What the exercise asks ::
From the entries below, say how many lines carry the word "beta", and give nothing but the number.

Extracted material ::
[start]

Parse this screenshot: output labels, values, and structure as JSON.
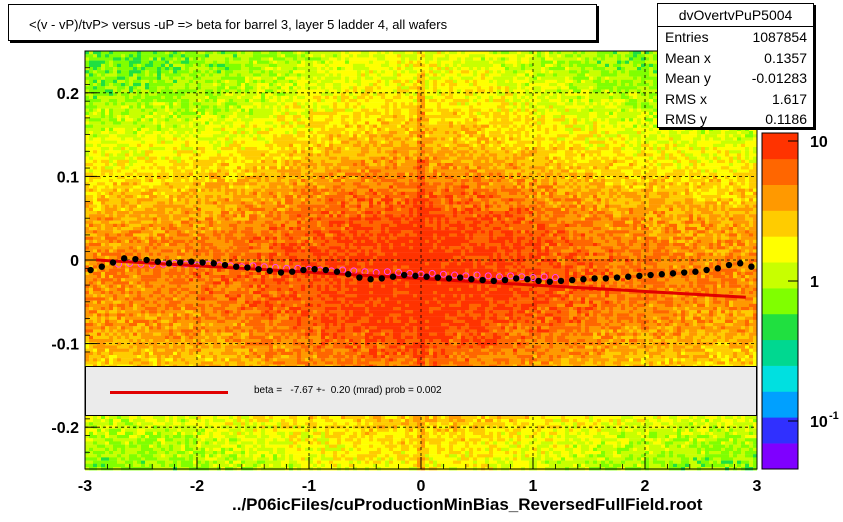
{
  "title": "<(v - vP)/tvP>  versus  -uP => beta for barrel 3, layer 5 ladder 4, all wafers",
  "stats": {
    "name": "dvOvertvPuP5004",
    "rows": [
      {
        "label": "Entries",
        "value": "1087854"
      },
      {
        "label": "Mean x",
        "value": "0.1357"
      },
      {
        "label": "Mean y",
        "value": "-0.01283"
      },
      {
        "label": "RMS x",
        "value": "1.617"
      },
      {
        "label": "RMS y",
        "value": "0.1186"
      }
    ]
  },
  "fit_legend": "beta =   -7.67 +-  0.20 (mrad) prob = 0.002",
  "x_caption": "../P06icFiles/cuProductionMinBias_ReversedFullField.root",
  "colors": {
    "fit_line": "#e00000",
    "profile_points": "#000000",
    "open_points": "#ff40ff"
  },
  "chart_data": {
    "type": "heatmap",
    "xlim": [
      -3,
      3
    ],
    "ylim": [
      -0.25,
      0.25
    ],
    "x_ticks": [
      "-3",
      "-2",
      "-1",
      "0",
      "1",
      "2",
      "3"
    ],
    "y_ticks": [
      "0.2",
      "0.1",
      "0",
      "-0.1",
      "-0.2"
    ],
    "z_scale": "log",
    "z_ticks": [
      "10",
      "1",
      "10"
    ],
    "z_tick_superscript": "-1",
    "grid": true,
    "palette": [
      "#7f00ff",
      "#3030ff",
      "#00a0ff",
      "#00e0e0",
      "#00d890",
      "#20e040",
      "#80ff00",
      "#c8ff00",
      "#ffff00",
      "#ffcc00",
      "#ff9900",
      "#ff6600",
      "#ff3300"
    ],
    "fit_line": {
      "x": [
        -2.9,
        2.9
      ],
      "y": [
        0.0,
        -0.0445
      ]
    },
    "profile_points": {
      "x": [
        -2.95,
        -2.85,
        -2.75,
        -2.65,
        -2.55,
        -2.45,
        -2.35,
        -2.25,
        -2.15,
        -2.05,
        -1.95,
        -1.85,
        -1.75,
        -1.65,
        -1.55,
        -1.45,
        -1.35,
        -1.25,
        -1.15,
        -1.05,
        -0.95,
        -0.85,
        -0.75,
        -0.65,
        -0.55,
        -0.45,
        -0.35,
        -0.25,
        -0.15,
        -0.05,
        0.05,
        0.15,
        0.25,
        0.35,
        0.45,
        0.55,
        0.65,
        0.75,
        0.85,
        0.95,
        1.05,
        1.15,
        1.25,
        1.35,
        1.45,
        1.55,
        1.65,
        1.75,
        1.85,
        1.95,
        2.05,
        2.15,
        2.25,
        2.35,
        2.45,
        2.55,
        2.65,
        2.75,
        2.85,
        2.95
      ],
      "y": [
        -0.012,
        -0.008,
        -0.003,
        0.002,
        0.001,
        0.0,
        -0.002,
        -0.004,
        -0.003,
        -0.002,
        -0.003,
        -0.004,
        -0.006,
        -0.008,
        -0.009,
        -0.011,
        -0.013,
        -0.015,
        -0.014,
        -0.012,
        -0.011,
        -0.012,
        -0.014,
        -0.017,
        -0.021,
        -0.023,
        -0.022,
        -0.02,
        -0.018,
        -0.019,
        -0.02,
        -0.021,
        -0.022,
        -0.021,
        -0.023,
        -0.024,
        -0.025,
        -0.024,
        -0.022,
        -0.023,
        -0.025,
        -0.026,
        -0.025,
        -0.024,
        -0.023,
        -0.022,
        -0.022,
        -0.021,
        -0.02,
        -0.019,
        -0.018,
        -0.017,
        -0.016,
        -0.015,
        -0.014,
        -0.012,
        -0.01,
        -0.006,
        -0.004,
        -0.008
      ]
    },
    "open_points": {
      "x": [
        -2.7,
        -2.6,
        -2.5,
        -2.4,
        -2.3,
        -2.2,
        -2.1,
        -2.0,
        -1.9,
        -1.8,
        -1.7,
        -1.6,
        -1.5,
        -1.4,
        -1.3,
        -1.2,
        -1.1,
        -1.0,
        -0.9,
        -0.8,
        -0.7,
        -0.6,
        -0.5,
        -0.4,
        -0.3,
        -0.2,
        -0.1,
        0.0,
        0.1,
        0.2,
        0.3,
        0.4,
        0.5,
        0.6,
        0.7,
        0.8,
        0.9,
        1.0,
        1.1,
        1.2
      ],
      "y": [
        -0.005,
        -0.004,
        -0.005,
        -0.006,
        -0.005,
        -0.004,
        -0.005,
        -0.006,
        -0.005,
        -0.006,
        -0.007,
        -0.008,
        -0.007,
        -0.008,
        -0.009,
        -0.01,
        -0.01,
        -0.011,
        -0.012,
        -0.013,
        -0.012,
        -0.013,
        -0.014,
        -0.015,
        -0.014,
        -0.015,
        -0.016,
        -0.017,
        -0.016,
        -0.017,
        -0.018,
        -0.019,
        -0.018,
        -0.019,
        -0.02,
        -0.019,
        -0.02,
        -0.021,
        -0.02,
        -0.021
      ]
    }
  }
}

[end]

Result for this task ::
2